--- Start of GIVEN INFORMATION ---

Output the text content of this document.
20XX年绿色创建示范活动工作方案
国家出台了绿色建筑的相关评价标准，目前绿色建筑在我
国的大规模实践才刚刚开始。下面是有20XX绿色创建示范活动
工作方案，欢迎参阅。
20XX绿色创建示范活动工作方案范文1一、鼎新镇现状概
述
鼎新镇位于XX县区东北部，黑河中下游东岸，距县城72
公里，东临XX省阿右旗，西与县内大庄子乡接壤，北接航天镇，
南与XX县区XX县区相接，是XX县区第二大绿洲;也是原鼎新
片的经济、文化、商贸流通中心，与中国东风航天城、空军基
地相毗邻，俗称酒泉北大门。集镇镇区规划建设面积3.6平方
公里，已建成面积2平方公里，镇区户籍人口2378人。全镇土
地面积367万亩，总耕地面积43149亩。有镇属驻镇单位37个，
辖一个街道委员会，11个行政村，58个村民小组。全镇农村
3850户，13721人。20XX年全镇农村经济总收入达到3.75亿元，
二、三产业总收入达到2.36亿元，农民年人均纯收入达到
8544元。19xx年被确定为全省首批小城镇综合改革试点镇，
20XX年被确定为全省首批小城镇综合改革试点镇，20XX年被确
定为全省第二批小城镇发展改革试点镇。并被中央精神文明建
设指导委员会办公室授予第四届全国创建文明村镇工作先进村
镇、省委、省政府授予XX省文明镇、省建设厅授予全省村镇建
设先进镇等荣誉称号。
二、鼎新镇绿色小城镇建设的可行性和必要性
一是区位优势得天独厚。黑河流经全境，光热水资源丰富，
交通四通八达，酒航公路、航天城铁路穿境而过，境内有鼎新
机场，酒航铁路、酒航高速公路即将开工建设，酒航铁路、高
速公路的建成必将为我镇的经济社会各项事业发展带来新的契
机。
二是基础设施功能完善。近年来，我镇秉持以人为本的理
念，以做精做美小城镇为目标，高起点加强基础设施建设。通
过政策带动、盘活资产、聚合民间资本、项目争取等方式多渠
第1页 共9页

--- End of GIVEN INFORMATION ---
--- Start of GIVEN INFORMATION ---

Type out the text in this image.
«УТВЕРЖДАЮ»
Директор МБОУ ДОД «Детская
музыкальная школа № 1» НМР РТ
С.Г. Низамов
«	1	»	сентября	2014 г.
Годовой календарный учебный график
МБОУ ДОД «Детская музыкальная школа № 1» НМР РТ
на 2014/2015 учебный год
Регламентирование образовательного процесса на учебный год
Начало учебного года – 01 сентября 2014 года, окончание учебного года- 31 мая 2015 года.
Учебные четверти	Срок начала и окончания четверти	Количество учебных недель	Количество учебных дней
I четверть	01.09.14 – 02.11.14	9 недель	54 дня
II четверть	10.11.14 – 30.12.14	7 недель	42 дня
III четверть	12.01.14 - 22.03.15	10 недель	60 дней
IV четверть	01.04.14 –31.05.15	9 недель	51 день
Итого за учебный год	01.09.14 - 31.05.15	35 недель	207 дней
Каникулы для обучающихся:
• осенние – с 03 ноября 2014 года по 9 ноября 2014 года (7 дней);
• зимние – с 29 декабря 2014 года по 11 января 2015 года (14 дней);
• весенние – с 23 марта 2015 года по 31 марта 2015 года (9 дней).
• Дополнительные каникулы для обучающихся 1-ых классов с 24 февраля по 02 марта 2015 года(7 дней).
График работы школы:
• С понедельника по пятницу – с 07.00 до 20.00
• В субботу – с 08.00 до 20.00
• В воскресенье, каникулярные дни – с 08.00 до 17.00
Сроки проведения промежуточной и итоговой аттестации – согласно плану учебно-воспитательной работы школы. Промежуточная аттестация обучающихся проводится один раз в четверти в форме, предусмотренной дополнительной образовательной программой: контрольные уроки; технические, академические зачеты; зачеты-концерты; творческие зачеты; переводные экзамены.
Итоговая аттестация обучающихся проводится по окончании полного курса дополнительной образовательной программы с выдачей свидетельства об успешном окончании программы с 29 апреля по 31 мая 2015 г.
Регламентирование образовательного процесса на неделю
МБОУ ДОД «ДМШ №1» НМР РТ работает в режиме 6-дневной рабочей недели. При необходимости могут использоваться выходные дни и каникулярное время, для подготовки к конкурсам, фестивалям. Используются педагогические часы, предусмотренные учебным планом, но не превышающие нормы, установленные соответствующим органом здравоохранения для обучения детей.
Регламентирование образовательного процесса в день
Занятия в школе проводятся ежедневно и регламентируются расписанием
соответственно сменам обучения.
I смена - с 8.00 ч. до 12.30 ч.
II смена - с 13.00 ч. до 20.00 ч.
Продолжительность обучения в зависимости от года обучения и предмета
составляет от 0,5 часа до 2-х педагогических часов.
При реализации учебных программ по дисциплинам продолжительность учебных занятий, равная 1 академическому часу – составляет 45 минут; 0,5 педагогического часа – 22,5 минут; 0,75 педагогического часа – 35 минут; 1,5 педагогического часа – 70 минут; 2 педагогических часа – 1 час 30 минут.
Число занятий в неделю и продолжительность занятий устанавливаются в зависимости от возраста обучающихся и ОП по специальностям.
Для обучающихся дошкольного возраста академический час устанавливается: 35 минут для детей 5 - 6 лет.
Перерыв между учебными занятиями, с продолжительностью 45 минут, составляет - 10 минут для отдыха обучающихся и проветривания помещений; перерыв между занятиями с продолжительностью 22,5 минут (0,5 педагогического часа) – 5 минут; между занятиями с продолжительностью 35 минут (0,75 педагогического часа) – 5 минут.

--- End of GIVEN INFORMATION ---
--- Start of GIVEN INFORMATION ---

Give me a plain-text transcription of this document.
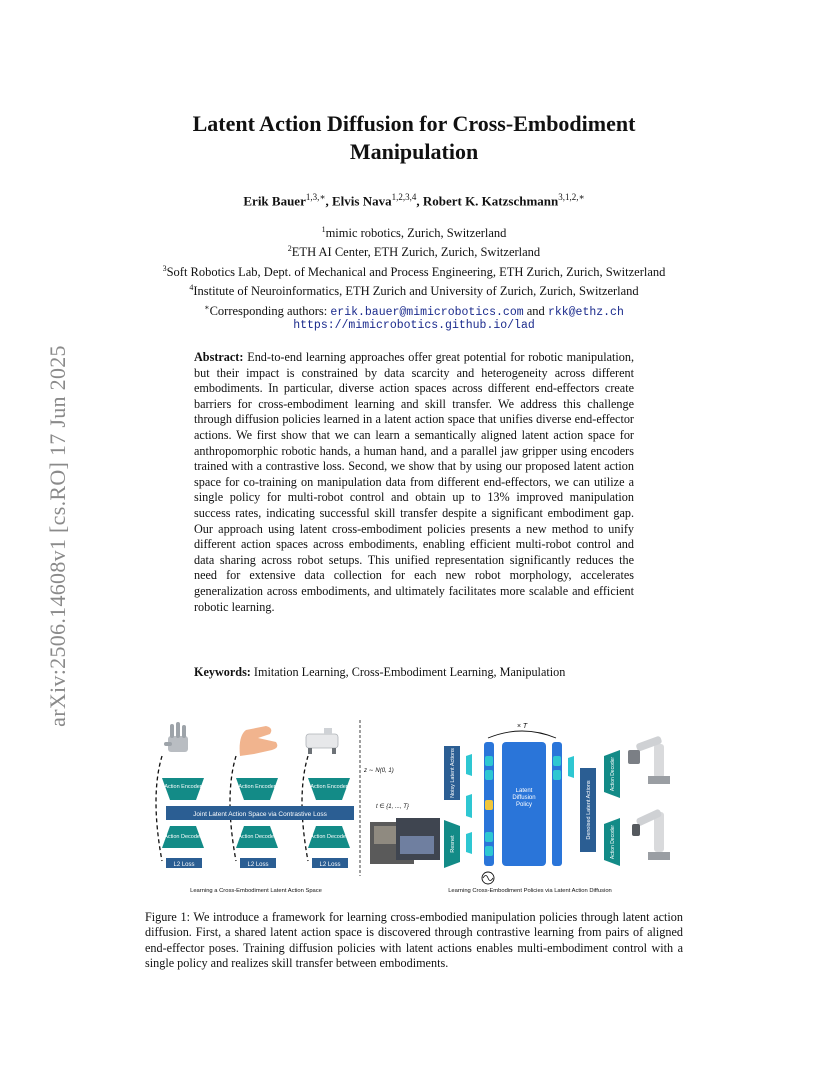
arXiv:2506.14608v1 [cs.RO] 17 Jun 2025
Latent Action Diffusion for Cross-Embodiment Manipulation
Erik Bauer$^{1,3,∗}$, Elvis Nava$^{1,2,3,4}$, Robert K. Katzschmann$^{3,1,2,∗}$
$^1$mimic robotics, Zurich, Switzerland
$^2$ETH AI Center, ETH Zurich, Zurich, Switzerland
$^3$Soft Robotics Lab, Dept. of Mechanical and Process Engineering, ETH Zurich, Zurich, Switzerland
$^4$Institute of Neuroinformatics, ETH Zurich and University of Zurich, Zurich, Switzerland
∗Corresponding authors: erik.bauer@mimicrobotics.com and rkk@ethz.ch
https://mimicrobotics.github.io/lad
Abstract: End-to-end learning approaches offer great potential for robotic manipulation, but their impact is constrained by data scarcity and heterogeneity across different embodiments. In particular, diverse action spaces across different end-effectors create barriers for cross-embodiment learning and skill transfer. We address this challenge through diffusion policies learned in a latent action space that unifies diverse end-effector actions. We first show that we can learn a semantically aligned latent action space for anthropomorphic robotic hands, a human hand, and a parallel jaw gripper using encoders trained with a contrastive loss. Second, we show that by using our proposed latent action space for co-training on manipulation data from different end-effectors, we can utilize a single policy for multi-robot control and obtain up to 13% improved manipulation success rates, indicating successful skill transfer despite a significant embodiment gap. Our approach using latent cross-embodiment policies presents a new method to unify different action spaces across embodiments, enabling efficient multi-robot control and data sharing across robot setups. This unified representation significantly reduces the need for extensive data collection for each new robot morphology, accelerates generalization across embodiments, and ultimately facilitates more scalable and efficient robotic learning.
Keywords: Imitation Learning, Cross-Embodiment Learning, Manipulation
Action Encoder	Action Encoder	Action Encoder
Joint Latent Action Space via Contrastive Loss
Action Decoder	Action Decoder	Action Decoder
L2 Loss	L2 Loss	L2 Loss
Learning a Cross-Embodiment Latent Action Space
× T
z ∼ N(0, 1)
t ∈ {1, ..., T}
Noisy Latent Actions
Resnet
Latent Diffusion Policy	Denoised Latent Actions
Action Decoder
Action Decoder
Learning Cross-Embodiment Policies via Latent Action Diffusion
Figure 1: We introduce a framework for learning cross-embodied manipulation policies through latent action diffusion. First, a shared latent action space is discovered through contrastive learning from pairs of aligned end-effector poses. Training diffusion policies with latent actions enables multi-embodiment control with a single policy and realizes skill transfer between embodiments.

--- End of GIVEN INFORMATION ---

PROBLEM DETAILS: Copy every line of the listing containing the string "mimicrobotics".

CORRECT ANSWER:
∗Corresponding authors: erik.bauer@mimicrobotics.com and rkk@ethz.ch
https://mimicrobotics.github.io/lad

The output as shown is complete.